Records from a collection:

>>

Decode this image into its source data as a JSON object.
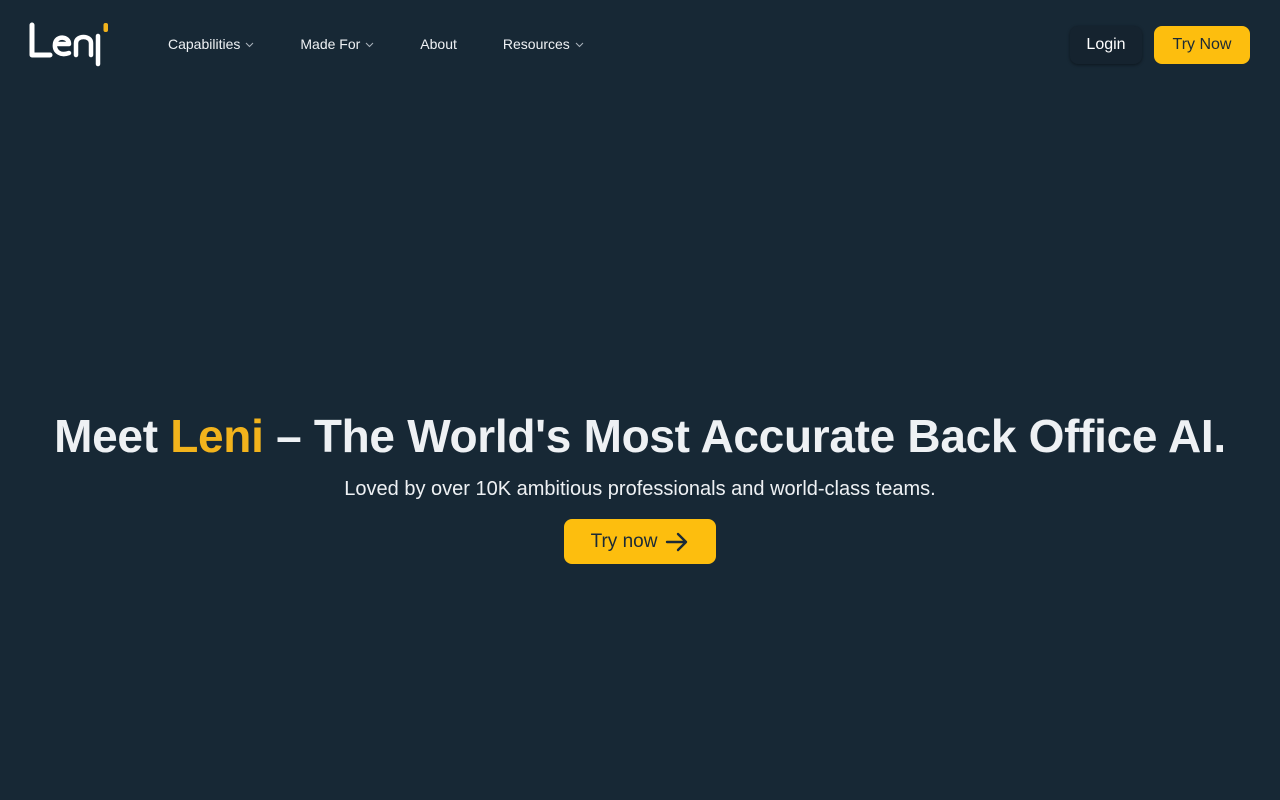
{
  "brand": {
    "logo_text": "Leni",
    "accent_color": "#f2b31c"
  },
  "nav": {
    "items": [
      {
        "label": "Capabilities",
        "has_dropdown": true
      },
      {
        "label": "Made For",
        "has_dropdown": true
      },
      {
        "label": "About",
        "has_dropdown": false
      },
      {
        "label": "Resources",
        "has_dropdown": true
      }
    ],
    "login_label": "Login",
    "try_now_label": "Try Now"
  },
  "hero": {
    "title_prefix": "Meet ",
    "title_accent": "Leni",
    "title_suffix": " – The World's Most Accurate Back Office AI.",
    "subtitle": "Loved by over 10K ambitious professionals and world-class teams.",
    "cta_label": "Try now",
    "cta_icon": "arrow-right-icon"
  },
  "colors": {
    "background": "#172835",
    "button_primary": "#fdbe0e",
    "text": "#eef1f4"
  }
}
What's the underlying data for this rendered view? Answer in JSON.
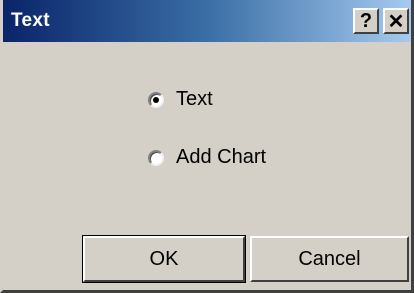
{
  "window": {
    "title": "Text",
    "help_label": "?",
    "close_label": "✕"
  },
  "options": [
    {
      "label": "Text",
      "selected": true
    },
    {
      "label": "Add Chart",
      "selected": false
    }
  ],
  "buttons": {
    "ok_label": "OK",
    "cancel_label": "Cancel"
  },
  "colors": {
    "titlebar_start": "#0a246a",
    "titlebar_end": "#a6caf0",
    "dialog_face": "#d4d0c8"
  }
}
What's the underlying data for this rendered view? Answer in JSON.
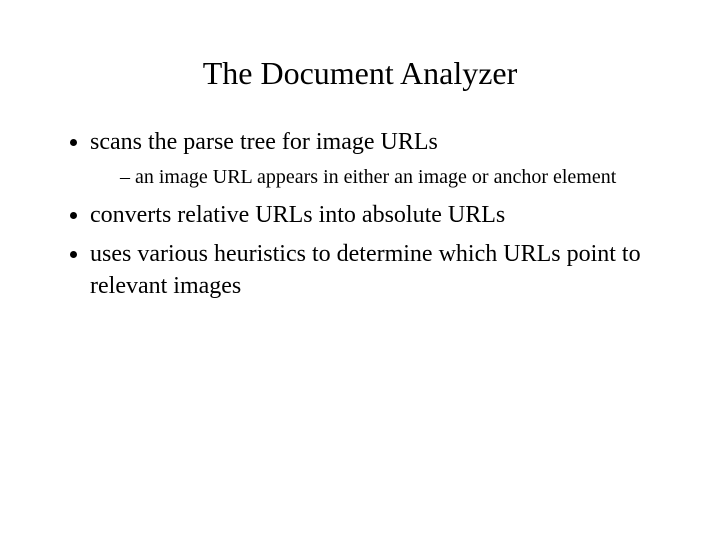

<<

Quote in full the listing given above; the images are to be left out.

(Written answer)
Decode this image into its source data as a JSON object.
{
  "brand": {
    "logo_text": "Leni",
    "accent_color": "#f2b31c"
  },
  "nav": {
    "items": [
      {
        "label": "Capabilities",
        "has_dropdown": true
      },
      {
        "label": "Made For",
        "has_dropdown": true
      },
      {
        "label": "About",
        "has_dropdown": false
      },
      {
        "label": "Resources",
        "has_dropdown": true
      }
    ],
    "login_label": "Login",
    "try_now_label": "Try Now"
  },
  "hero": {
    "title_prefix": "Meet ",
    "title_accent": "Leni",
    "title_suffix": " – The World's Most Accurate Back Office AI.",
    "subtitle": "Loved by over 10K ambitious professionals and world-class teams.",
    "cta_label": "Try now",
    "cta_icon": "arrow-right-icon"
  },
  "colors": {
    "background": "#172835",
    "button_primary": "#fdbe0e",
    "text": "#eef1f4"
  }
}
What's the underlying data for this rendered view? Answer in JSON.
{
  "window": {
    "title": "Text",
    "help_label": "?",
    "close_label": "✕"
  },
  "options": [
    {
      "label": "Text",
      "selected": true
    },
    {
      "label": "Add Chart",
      "selected": false
    }
  ],
  "buttons": {
    "ok_label": "OK",
    "cancel_label": "Cancel"
  },
  "colors": {
    "titlebar_start": "#0a246a",
    "titlebar_end": "#a6caf0",
    "dialog_face": "#d4d0c8"
  }
}
What's the underlying data for this rendered view? Answer in JSON.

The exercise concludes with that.